» SOURCE EXTRACT
The savings are real but not free. Add migration project cost ($1-3M for a 500-host environment), operational training, and short-term productivity drag, and the breakeven typically lands at 14-20 months. Beyond breakeven, the savings compound annually because KVM does not have an equivalent of Broadcom's price-increase trajectory.

The risks worth taking seriously

VMware-to-KVM migration is not free of risk. The three failure modes worth planning for explicitly are: vendor support gaps for applications that explicitly require VMware (some ISVs still ship support matrices that exclude KVM, though this is shrinking); operational capability gaps if the team has only ever run VMware (mitigated by training and phased waves); and management-layer immaturity for niche features like specific GPU configurations or licensing dongles (mitigated by pilot testing those workloads first).

None of these risks are deal-breakers, but they need to be surfaced in the business case rather than discovered halfway through the migration.

Final thought

KVM is the most technically mature exit path from VMware, and the cost savings are real enough to justify the project work for most enterprise VMware customers. The keys to success are choosing the right management layer for your future architecture, planning waves carefully, and not signalling the exit to Broadcom until you have extracted the final round of renewal value. Done well, a VMware-to-KVM migration is a 12-24 month project that resets infrastructure economics for the next decade.

Frequently asked questions

How long does a typical VMware-to-KVM migration take?

For a mid-size enterprise (200-500 hosts), end-to-end migration typically takes 9-15 months from kickoff to cutover. Pilot waves complete in 4-6 weeks; the bulk of production migration takes 6-9 months running in parallel with VMware operations; final cleanup and decommissioning runs another 2-3 months. Larger enterprises can stretch to 18-30 months if there are significant re-architecture requirements.

What is the realistic cost saving compared to staying on VMware?

Steady-state savings of 60-80% on the licensing line are typical for KVM-on-Proxmox migrations. OpenShift Virtualization migrations capture 50-65% savings because the OpenShift subscription offsets some of the gain. The full three-year TCO including migration project cost typically lands at 35-55% net savings versus a continued VMware path.

Will our existing backup, monitoring, and security tools work on KVM?

» WORK INSTRUCTION
Please pick up the VMware-to-KVM migration text above right after its last sentence and write the next part.

Dataset lines:
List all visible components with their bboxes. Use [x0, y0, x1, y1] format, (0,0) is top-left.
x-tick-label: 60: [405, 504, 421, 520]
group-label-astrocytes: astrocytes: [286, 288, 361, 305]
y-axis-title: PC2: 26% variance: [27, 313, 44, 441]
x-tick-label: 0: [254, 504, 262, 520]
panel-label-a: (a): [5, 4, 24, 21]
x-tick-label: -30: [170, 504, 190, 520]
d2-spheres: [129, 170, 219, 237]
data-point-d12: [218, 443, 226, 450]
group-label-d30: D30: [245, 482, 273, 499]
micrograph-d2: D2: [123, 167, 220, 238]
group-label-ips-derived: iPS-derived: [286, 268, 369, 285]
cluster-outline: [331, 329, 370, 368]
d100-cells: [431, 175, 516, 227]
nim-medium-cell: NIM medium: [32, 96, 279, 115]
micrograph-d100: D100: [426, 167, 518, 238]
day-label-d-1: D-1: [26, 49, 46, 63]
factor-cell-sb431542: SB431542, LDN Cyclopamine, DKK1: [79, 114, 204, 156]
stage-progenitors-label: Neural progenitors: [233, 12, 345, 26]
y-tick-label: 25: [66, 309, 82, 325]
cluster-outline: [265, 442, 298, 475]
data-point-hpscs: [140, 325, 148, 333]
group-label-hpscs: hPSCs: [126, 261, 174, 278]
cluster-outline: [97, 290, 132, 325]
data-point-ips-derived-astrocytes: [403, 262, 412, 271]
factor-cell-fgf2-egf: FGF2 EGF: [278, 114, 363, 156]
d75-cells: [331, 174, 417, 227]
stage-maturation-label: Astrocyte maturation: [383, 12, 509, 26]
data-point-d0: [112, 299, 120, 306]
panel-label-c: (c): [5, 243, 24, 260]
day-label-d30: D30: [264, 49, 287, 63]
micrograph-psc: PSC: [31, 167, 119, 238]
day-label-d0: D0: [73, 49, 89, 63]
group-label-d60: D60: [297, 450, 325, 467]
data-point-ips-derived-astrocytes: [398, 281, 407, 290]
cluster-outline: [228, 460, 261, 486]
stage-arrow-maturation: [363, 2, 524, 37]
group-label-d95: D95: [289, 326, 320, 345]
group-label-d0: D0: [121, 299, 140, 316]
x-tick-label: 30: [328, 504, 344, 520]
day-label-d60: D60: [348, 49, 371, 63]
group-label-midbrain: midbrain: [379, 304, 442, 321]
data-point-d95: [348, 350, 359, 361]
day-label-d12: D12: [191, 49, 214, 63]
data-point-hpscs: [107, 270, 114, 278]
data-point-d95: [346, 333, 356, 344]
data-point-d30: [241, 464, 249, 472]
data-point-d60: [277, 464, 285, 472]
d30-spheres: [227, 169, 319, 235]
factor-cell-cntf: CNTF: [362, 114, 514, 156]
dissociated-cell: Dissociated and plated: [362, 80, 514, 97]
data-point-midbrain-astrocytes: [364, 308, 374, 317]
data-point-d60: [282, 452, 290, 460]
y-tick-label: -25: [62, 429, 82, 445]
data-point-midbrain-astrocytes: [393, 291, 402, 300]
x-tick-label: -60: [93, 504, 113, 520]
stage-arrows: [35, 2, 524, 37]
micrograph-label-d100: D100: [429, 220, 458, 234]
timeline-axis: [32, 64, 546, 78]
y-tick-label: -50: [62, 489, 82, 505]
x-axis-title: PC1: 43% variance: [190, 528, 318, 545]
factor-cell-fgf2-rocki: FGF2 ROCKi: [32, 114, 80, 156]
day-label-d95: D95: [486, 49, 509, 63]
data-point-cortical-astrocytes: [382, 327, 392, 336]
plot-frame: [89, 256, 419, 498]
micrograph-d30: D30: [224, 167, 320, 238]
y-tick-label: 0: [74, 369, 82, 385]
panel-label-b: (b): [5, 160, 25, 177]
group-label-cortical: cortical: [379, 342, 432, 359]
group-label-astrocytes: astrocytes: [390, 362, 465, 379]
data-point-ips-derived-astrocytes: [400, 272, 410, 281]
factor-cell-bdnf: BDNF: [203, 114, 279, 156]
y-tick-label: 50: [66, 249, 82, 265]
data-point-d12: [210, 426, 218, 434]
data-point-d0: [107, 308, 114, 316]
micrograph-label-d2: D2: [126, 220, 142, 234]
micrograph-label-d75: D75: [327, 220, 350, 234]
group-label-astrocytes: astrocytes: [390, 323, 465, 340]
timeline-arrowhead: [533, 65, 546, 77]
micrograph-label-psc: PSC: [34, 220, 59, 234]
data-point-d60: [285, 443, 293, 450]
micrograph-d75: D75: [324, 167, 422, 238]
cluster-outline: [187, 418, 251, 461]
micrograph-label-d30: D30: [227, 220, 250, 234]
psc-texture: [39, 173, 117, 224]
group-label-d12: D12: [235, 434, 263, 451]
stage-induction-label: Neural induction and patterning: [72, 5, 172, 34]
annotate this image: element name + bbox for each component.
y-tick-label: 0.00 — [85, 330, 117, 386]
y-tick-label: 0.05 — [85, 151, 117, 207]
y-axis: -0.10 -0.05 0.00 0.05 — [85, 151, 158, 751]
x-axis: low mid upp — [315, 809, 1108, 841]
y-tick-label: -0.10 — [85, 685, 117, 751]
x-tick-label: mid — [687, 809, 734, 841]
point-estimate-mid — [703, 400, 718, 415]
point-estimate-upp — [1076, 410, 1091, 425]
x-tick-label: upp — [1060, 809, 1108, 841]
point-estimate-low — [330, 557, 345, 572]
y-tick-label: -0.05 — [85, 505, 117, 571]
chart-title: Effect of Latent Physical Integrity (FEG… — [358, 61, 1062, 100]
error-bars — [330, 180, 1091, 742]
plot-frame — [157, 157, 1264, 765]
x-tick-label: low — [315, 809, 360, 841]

» FINAL ANSWER
Most enterprise backup tools (Veeam, Commvault, Rubrik, Cohesity) support KVM. Most monitoring tools (Datadog, Dynatrace, New Relic) work via OS agents and are platform-agnostic. Security tools are more variable — endpoint detection works fine, but VMware NSX-specific security policies need to be re-implemented natively on the target platform.

Can we run VMware and KVM in parallel during migration?

Yes, and this is the recommended approach. Parallel operation is the only way to migrate in waves rather than as a high-risk single cutover. The cost during the overlap period is the sum of both platforms, but the overlap window is bounded (typically 6-12 months) and the avoided risk is worth the temporary cost duplication.

What happens to our VMware certifications and skills investment?

Most VMware admin skills translate to KVM management with 4-6 weeks of focused training. Networking and storage skills carry over almost entirely. The most VMware-specific skills (vSphere automation, vRealize, NSX-T) require more re-investment, but most teams find KVM operations no harder than VMware once they are over the initial unfamiliarity curve.

Is there a hybrid option — keep some workloads on VMware and migrate the rest to KVM?

Yes, and this is a common outcome rather than a compromise. Many enterprises end up with 70-90% of workloads on KVM and the remaining 10-30% (deep VMware integration, vendor support constraints, specific feature dependencies) staying on VMware at a much smaller licensing footprint. The hybrid model captures most of the savings while preserving optionality for workloads that genuinely need VMware.